PROBLEM DESCRIPTION: Leave out the pictures; transcribe all else exactly.

** BEGIN **

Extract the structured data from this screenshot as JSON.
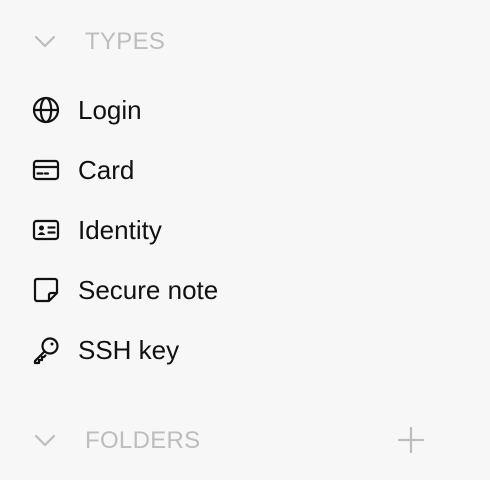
{
  "sidebar": {
    "types_section": {
      "title": "TYPES",
      "icon": "chevron-down-icon",
      "items": [
        {
          "label": "Login",
          "icon": "globe-icon"
        },
        {
          "label": "Card",
          "icon": "credit-card-icon"
        },
        {
          "label": "Identity",
          "icon": "id-card-icon"
        },
        {
          "label": "Secure note",
          "icon": "sticky-note-icon"
        },
        {
          "label": "SSH key",
          "icon": "key-icon"
        }
      ]
    },
    "folders_section": {
      "title": "FOLDERS",
      "icon": "chevron-down-icon",
      "add_icon": "plus-icon"
    }
  },
  "colors": {
    "background": "#f7f7f7",
    "text": "#111111",
    "muted": "#bdbdbd"
  }
}
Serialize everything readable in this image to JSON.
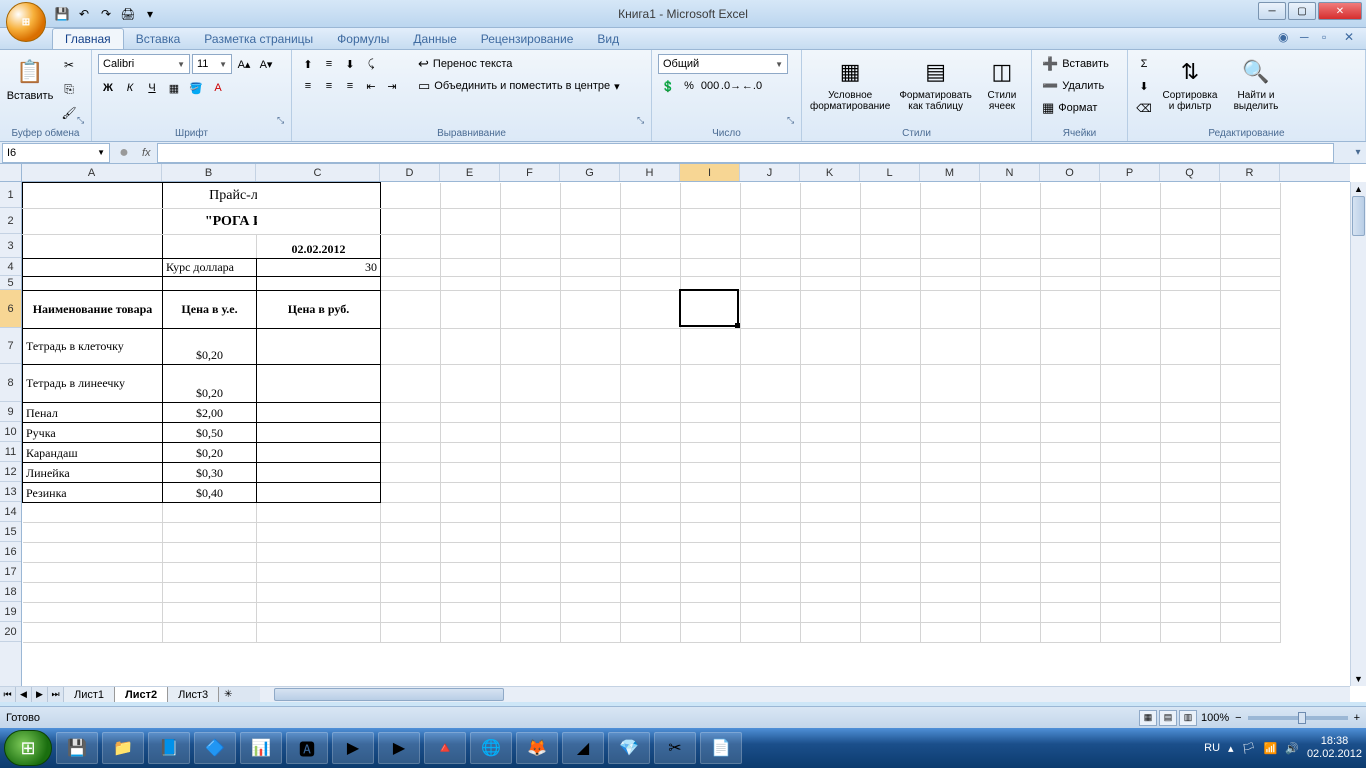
{
  "window": {
    "title": "Книга1 - Microsoft Excel"
  },
  "tabs": {
    "t1": "Главная",
    "t2": "Вставка",
    "t3": "Разметка страницы",
    "t4": "Формулы",
    "t5": "Данные",
    "t6": "Рецензирование",
    "t7": "Вид"
  },
  "ribbon": {
    "clipboard": {
      "paste": "Вставить",
      "label": "Буфер обмена"
    },
    "font": {
      "name": "Calibri",
      "size": "11",
      "label": "Шрифт"
    },
    "alignment": {
      "wrap": "Перенос текста",
      "merge": "Объединить и поместить в центре",
      "label": "Выравнивание"
    },
    "number": {
      "format": "Общий",
      "label": "Число"
    },
    "styles": {
      "cond": "Условное форматирование",
      "table": "Форматировать как таблицу",
      "cell": "Стили ячеек",
      "label": "Стили"
    },
    "cells": {
      "insert": "Вставить",
      "delete": "Удалить",
      "format": "Формат",
      "label": "Ячейки"
    },
    "editing": {
      "sort": "Сортировка и фильтр",
      "find": "Найти и выделить",
      "label": "Редактирование"
    }
  },
  "namebox": "I6",
  "sheet": {
    "title": "Прайс-лист магазина",
    "subtitle": "\"РОГА И КОПЫТА\"",
    "date": "02.02.2012",
    "rate_label": "Курс доллара",
    "rate_value": "30",
    "hdr_name": "Наименование товара",
    "hdr_usd": "Цена в у.е.",
    "hdr_rub": "Цена в руб.",
    "rows": [
      {
        "n": "Тетрадь в клеточку",
        "p": "$0,20"
      },
      {
        "n": "Тетрадь в линеечку",
        "p": "$0,20"
      },
      {
        "n": "Пенал",
        "p": "$2,00"
      },
      {
        "n": "Ручка",
        "p": "$0,50"
      },
      {
        "n": "Карандаш",
        "p": "$0,20"
      },
      {
        "n": "Линейка",
        "p": "$0,30"
      },
      {
        "n": "Резинка",
        "p": "$0,40"
      }
    ]
  },
  "cols": [
    "A",
    "B",
    "C",
    "D",
    "E",
    "F",
    "G",
    "H",
    "I",
    "J",
    "K",
    "L",
    "M",
    "N",
    "O",
    "P",
    "Q",
    "R"
  ],
  "sheets": {
    "s1": "Лист1",
    "s2": "Лист2",
    "s3": "Лист3"
  },
  "status": {
    "ready": "Готово",
    "zoom": "100%"
  },
  "taskbar": {
    "lang": "RU",
    "time": "18:38",
    "date": "02.02.2012"
  }
}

** END **

CORRECT RESULT:
Extract the structured data from this screenshot as JSON.
{
  "sidebar": {
    "types_section": {
      "title": "TYPES",
      "icon": "chevron-down-icon",
      "items": [
        {
          "label": "Login",
          "icon": "globe-icon"
        },
        {
          "label": "Card",
          "icon": "credit-card-icon"
        },
        {
          "label": "Identity",
          "icon": "id-card-icon"
        },
        {
          "label": "Secure note",
          "icon": "sticky-note-icon"
        },
        {
          "label": "SSH key",
          "icon": "key-icon"
        }
      ]
    },
    "folders_section": {
      "title": "FOLDERS",
      "icon": "chevron-down-icon",
      "add_icon": "plus-icon"
    }
  },
  "colors": {
    "background": "#f7f7f7",
    "text": "#111111",
    "muted": "#bdbdbd"
  }
}
Serialize everything readable in this image to JSON.
{
  "window": {
    "title": "Книга1 - Microsoft Excel"
  },
  "tabs": {
    "t1": "Главная",
    "t2": "Вставка",
    "t3": "Разметка страницы",
    "t4": "Формулы",
    "t5": "Данные",
    "t6": "Рецензирование",
    "t7": "Вид"
  },
  "ribbon": {
    "clipboard": {
      "paste": "Вставить",
      "label": "Буфер обмена"
    },
    "font": {
      "name": "Calibri",
      "size": "11",
      "label": "Шрифт"
    },
    "alignment": {
      "wrap": "Перенос текста",
      "merge": "Объединить и поместить в центре",
      "label": "Выравнивание"
    },
    "number": {
      "format": "Общий",
      "label": "Число"
    },
    "styles": {
      "cond": "Условное форматирование",
      "table": "Форматировать как таблицу",
      "cell": "Стили ячеек",
      "label": "Стили"
    },
    "cells": {
      "insert": "Вставить",
      "delete": "Удалить",
      "format": "Формат",
      "label": "Ячейки"
    },
    "editing": {
      "sort": "Сортировка и фильтр",
      "find": "Найти и выделить",
      "label": "Редактирование"
    }
  },
  "namebox": "I6",
  "sheet": {
    "title": "Прайс-лист магазина",
    "subtitle": "\"РОГА И КОПЫТА\"",
    "date": "02.02.2012",
    "rate_label": "Курс доллара",
    "rate_value": "30",
    "hdr_name": "Наименование товара",
    "hdr_usd": "Цена в у.е.",
    "hdr_rub": "Цена в руб.",
    "rows": [
      {
        "n": "Тетрадь в клеточку",
        "p": "$0,20"
      },
      {
        "n": "Тетрадь в линеечку",
        "p": "$0,20"
      },
      {
        "n": "Пенал",
        "p": "$2,00"
      },
      {
        "n": "Ручка",
        "p": "$0,50"
      },
      {
        "n": "Карандаш",
        "p": "$0,20"
      },
      {
        "n": "Линейка",
        "p": "$0,30"
      },
      {
        "n": "Резинка",
        "p": "$0,40"
      }
    ]
  },
  "cols": [
    "A",
    "B",
    "C",
    "D",
    "E",
    "F",
    "G",
    "H",
    "I",
    "J",
    "K",
    "L",
    "M",
    "N",
    "O",
    "P",
    "Q",
    "R"
  ],
  "sheets": {
    "s1": "Лист1",
    "s2": "Лист2",
    "s3": "Лист3"
  },
  "status": {
    "ready": "Готово",
    "zoom": "100%"
  },
  "taskbar": {
    "lang": "RU",
    "time": "18:38",
    "date": "02.02.2012"
  }
}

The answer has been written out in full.